• What you are asked to do: Your task is to copy each line that has the word "настоящего".

::::::

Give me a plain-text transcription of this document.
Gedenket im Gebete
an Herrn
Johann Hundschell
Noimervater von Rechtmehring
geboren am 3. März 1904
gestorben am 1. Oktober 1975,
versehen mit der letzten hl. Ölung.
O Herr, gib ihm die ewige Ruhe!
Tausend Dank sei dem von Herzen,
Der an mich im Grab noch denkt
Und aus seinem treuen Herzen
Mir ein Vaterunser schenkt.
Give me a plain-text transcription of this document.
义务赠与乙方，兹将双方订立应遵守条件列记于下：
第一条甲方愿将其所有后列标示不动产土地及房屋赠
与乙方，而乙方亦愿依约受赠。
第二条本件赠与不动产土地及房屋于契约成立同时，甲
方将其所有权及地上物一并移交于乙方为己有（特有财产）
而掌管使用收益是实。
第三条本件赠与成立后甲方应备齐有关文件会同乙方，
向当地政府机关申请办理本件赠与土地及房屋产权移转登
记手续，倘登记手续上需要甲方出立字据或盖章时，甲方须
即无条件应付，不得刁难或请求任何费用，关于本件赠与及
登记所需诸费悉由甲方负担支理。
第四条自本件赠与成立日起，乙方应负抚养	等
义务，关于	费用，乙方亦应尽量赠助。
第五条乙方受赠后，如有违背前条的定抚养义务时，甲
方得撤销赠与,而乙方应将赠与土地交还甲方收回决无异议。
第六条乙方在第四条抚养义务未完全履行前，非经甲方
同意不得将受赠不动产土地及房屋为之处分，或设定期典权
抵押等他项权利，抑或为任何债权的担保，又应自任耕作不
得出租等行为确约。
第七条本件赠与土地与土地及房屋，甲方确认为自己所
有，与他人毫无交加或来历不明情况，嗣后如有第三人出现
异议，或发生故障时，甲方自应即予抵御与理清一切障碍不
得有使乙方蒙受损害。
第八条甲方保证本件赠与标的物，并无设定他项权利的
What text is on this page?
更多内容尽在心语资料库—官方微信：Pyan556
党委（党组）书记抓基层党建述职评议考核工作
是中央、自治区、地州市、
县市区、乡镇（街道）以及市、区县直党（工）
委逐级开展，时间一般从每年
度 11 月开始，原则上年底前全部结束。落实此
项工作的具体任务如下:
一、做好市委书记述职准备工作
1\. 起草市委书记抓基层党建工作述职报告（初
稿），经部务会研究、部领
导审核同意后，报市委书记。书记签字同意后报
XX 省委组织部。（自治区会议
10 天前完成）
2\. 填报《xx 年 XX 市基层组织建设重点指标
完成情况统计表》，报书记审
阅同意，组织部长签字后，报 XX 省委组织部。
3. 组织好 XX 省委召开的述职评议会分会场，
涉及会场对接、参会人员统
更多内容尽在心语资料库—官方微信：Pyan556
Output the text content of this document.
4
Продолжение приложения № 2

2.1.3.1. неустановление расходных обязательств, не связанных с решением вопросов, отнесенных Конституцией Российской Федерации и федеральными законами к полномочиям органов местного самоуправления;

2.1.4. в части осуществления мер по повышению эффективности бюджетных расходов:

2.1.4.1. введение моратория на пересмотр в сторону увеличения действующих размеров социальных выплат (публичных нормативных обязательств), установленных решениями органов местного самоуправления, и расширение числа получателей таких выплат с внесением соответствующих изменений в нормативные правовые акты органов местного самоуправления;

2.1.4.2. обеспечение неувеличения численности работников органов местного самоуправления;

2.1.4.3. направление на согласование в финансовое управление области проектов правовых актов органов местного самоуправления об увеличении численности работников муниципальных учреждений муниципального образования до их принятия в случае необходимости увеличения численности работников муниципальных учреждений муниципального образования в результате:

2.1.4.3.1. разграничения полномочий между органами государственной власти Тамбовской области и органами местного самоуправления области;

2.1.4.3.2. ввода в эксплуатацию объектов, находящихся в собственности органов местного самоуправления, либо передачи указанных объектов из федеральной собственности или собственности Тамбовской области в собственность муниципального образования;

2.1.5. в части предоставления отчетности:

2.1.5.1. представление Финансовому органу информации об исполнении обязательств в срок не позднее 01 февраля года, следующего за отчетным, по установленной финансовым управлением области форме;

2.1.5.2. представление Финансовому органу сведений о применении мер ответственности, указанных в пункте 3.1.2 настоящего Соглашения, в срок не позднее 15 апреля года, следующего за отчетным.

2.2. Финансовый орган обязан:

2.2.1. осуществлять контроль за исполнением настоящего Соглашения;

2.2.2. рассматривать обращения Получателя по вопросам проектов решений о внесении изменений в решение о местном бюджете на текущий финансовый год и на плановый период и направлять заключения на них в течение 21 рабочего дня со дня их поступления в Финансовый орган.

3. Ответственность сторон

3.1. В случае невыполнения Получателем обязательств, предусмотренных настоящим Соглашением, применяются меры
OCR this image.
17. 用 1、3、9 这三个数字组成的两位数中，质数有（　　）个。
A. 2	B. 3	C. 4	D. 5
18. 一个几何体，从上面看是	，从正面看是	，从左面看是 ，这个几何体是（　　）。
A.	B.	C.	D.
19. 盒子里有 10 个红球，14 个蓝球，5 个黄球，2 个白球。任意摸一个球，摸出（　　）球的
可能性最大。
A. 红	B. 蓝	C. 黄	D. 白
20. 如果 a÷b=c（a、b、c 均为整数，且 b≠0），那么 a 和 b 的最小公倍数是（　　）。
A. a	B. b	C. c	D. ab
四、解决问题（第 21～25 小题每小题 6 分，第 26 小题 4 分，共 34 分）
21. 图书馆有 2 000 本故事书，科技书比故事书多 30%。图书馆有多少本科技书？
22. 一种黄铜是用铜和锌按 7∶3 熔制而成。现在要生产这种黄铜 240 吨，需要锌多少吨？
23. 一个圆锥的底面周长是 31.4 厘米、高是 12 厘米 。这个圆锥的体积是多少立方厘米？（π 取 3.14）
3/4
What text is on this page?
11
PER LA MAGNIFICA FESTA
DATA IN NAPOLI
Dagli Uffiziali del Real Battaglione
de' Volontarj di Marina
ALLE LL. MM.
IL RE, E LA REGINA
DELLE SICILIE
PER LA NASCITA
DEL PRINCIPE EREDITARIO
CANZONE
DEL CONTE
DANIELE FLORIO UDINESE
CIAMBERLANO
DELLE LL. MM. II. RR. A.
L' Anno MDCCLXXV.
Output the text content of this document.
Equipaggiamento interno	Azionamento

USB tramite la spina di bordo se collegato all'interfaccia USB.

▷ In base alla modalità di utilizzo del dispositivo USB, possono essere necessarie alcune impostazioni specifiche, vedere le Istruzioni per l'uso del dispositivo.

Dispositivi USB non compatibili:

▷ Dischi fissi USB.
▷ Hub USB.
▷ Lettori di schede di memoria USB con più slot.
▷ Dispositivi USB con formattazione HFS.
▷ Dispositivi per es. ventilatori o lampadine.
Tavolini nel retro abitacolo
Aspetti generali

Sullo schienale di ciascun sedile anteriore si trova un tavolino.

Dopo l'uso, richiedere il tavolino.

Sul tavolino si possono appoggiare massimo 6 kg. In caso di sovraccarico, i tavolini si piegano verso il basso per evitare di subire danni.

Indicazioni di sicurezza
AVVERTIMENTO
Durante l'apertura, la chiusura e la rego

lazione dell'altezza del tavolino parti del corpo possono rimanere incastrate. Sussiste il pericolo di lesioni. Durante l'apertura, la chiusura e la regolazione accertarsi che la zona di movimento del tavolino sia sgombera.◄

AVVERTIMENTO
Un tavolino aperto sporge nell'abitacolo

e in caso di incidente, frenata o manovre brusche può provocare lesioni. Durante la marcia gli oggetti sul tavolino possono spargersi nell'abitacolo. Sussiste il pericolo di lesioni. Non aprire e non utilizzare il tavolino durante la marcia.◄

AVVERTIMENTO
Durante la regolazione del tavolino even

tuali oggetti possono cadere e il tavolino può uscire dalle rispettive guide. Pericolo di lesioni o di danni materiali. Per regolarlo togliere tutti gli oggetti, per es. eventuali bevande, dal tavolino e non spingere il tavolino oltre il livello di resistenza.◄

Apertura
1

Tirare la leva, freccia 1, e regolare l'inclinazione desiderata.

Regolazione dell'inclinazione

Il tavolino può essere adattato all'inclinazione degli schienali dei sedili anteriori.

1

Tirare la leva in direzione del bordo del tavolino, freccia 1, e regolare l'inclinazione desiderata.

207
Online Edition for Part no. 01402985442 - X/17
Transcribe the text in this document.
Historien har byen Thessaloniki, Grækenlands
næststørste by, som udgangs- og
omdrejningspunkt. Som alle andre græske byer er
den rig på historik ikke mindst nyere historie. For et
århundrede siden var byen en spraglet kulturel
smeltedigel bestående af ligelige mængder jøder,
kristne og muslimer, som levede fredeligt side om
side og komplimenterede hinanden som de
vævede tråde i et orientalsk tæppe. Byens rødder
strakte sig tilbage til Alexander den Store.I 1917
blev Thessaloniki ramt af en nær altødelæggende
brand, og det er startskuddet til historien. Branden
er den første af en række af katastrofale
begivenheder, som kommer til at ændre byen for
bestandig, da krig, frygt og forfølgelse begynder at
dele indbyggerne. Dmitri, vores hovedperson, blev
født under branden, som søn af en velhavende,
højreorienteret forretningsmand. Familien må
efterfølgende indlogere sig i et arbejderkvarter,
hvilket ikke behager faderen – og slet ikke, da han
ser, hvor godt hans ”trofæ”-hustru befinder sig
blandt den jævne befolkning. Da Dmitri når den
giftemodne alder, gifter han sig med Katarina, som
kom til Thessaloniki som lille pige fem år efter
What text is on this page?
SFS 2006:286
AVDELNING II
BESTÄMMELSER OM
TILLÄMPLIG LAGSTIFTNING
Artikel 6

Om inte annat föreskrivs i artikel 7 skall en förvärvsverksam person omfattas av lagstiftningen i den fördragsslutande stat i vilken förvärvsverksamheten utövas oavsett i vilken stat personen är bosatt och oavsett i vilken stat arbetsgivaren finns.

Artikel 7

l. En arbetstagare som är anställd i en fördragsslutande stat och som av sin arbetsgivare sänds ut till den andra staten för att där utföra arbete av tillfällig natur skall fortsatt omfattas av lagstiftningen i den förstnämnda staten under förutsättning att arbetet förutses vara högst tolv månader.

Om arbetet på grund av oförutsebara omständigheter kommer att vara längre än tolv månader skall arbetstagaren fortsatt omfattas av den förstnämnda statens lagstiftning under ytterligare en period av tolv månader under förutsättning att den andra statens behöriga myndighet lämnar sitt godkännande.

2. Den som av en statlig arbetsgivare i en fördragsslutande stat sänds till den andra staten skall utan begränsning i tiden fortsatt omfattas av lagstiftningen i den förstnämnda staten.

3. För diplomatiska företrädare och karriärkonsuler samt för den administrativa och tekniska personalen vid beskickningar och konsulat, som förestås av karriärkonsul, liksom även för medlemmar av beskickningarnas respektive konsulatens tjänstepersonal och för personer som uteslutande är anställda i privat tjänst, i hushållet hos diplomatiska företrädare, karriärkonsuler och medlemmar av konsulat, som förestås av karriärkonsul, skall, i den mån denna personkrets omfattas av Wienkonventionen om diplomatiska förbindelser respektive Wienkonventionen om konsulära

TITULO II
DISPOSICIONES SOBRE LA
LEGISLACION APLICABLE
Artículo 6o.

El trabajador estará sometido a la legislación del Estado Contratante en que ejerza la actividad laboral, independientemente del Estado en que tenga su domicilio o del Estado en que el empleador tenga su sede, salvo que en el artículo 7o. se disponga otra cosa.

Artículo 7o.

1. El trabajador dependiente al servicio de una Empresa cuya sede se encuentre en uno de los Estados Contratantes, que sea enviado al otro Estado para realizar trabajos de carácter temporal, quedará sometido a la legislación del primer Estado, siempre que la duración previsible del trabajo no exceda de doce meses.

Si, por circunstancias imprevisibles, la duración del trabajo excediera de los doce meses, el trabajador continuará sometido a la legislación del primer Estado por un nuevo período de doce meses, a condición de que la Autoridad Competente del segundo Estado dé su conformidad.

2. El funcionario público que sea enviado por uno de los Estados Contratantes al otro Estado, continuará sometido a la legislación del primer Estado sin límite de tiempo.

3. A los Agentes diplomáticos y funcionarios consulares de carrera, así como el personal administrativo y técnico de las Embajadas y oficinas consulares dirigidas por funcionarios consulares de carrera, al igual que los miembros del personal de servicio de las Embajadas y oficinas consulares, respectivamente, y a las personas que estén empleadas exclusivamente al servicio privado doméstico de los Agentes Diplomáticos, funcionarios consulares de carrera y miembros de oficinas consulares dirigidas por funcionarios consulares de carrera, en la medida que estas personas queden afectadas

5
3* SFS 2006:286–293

::::::

• Full output:
2.1.5.2. представление Финансовому органу сведений о применении мер ответственности, указанных в пункте 3.1.2 настоящего Соглашения, в срок не позднее 15 апреля года, следующего за отчетным.
2.2.1. осуществлять контроль за исполнением настоящего Соглашения;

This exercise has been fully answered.